RECORD EXCERPTS:
★ ★ ★ ★ ★ ★ ★

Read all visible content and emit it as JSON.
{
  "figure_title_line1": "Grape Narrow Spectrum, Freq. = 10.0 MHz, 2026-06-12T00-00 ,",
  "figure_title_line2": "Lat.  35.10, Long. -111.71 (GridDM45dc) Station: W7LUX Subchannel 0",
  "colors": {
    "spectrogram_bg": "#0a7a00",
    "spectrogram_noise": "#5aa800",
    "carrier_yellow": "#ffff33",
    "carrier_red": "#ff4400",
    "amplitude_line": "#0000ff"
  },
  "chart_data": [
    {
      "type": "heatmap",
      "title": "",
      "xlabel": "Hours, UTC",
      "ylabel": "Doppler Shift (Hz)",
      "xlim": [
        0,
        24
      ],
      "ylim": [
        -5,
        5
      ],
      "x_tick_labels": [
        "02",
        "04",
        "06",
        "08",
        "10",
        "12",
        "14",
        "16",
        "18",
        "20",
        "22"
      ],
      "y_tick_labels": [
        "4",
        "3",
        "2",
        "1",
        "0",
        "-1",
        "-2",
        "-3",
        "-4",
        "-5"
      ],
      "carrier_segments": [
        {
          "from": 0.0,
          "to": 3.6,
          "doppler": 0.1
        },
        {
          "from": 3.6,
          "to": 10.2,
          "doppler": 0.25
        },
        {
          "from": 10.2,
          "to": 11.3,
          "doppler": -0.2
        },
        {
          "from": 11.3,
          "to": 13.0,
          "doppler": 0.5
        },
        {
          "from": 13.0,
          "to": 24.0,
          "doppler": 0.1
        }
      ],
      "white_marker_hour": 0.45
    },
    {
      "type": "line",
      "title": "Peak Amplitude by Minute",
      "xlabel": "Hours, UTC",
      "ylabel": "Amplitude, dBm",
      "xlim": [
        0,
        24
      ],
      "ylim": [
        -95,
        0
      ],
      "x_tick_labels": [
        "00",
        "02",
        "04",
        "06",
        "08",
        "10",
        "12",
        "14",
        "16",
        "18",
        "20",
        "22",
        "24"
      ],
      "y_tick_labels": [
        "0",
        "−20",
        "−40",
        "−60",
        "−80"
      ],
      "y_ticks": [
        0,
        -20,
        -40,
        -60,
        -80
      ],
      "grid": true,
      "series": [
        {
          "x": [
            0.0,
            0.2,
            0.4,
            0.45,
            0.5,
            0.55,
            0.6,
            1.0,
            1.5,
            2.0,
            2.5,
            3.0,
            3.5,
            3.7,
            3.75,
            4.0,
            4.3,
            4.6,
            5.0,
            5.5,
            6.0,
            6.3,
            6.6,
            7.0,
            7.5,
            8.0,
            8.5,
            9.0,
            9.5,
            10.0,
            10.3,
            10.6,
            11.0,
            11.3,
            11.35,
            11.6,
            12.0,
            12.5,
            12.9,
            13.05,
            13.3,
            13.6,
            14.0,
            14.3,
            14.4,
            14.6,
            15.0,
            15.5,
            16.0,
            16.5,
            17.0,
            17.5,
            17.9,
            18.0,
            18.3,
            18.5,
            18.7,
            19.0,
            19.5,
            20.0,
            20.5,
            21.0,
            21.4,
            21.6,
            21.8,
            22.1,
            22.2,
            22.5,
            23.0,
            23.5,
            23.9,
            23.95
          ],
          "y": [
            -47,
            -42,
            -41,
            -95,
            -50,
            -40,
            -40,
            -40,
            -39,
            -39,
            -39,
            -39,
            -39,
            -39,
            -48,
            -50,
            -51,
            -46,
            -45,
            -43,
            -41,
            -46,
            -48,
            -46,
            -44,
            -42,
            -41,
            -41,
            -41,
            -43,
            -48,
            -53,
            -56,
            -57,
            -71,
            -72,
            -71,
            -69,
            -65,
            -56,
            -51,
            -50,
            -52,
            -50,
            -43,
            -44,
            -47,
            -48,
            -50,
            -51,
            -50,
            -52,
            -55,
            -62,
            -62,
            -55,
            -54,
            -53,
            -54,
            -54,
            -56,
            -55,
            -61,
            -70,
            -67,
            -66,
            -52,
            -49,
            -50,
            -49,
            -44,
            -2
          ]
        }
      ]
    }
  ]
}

★ ★ ★ ★ ★ ★ ★

WRITTEN PROBLEM: State how many lines of the listing include the word "ylabel". Reply with the number alone.

ANSWER TO THIS TASK: 2